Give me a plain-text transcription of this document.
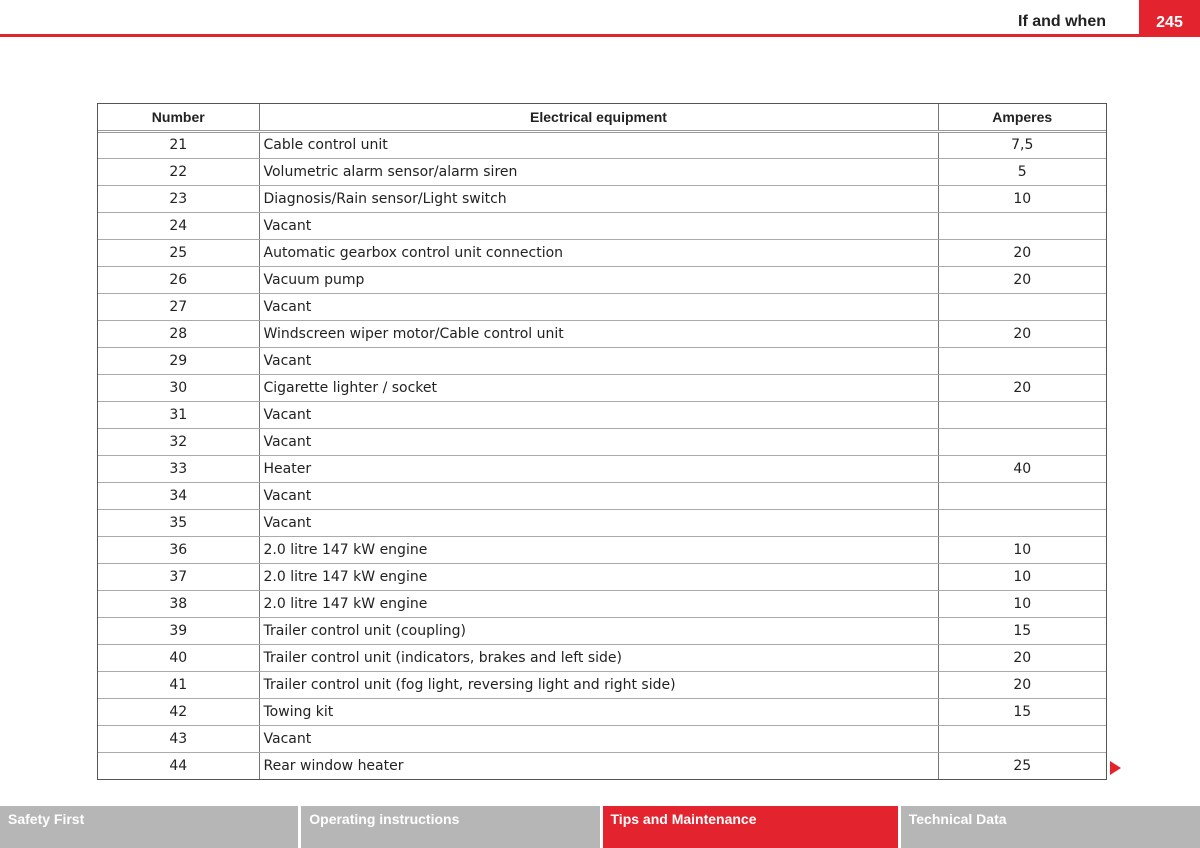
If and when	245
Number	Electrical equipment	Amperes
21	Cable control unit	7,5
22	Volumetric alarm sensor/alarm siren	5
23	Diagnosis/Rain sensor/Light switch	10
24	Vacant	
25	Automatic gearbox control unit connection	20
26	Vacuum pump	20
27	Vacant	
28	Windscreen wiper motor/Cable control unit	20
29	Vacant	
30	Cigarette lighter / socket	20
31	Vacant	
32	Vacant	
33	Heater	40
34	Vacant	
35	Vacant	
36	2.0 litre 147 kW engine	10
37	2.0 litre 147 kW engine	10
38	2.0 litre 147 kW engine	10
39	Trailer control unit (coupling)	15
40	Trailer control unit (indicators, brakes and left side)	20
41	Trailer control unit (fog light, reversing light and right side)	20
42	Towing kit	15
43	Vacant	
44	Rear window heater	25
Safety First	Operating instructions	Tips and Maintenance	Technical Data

■ ■ ■

- GIVEN TASK -
Repeat the full listing above exactly, with no pictures in the copy.

- PROBLEM SOLUTION -
Give me a plain-text transcription of this document.
If and when	245
Number	Electrical equipment	Amperes
21	Cable control unit	7,5
22	Volumetric alarm sensor/alarm siren	5
23	Diagnosis/Rain sensor/Light switch	10
24	Vacant	
25	Automatic gearbox control unit connection	20
26	Vacuum pump	20
27	Vacant	
28	Windscreen wiper motor/Cable control unit	20
29	Vacant	
30	Cigarette lighter / socket	20
31	Vacant	
32	Vacant	
33	Heater	40
34	Vacant	
35	Vacant	
36	2.0 litre 147 kW engine	10
37	2.0 litre 147 kW engine	10
38	2.0 litre 147 kW engine	10
39	Trailer control unit (coupling)	15
40	Trailer control unit (indicators, brakes and left side)	20
41	Trailer control unit (fog light, reversing light and right side)	20
42	Towing kit	15
43	Vacant	
44	Rear window heater	25
Safety First	Operating instructions	Tips and Maintenance	Technical Data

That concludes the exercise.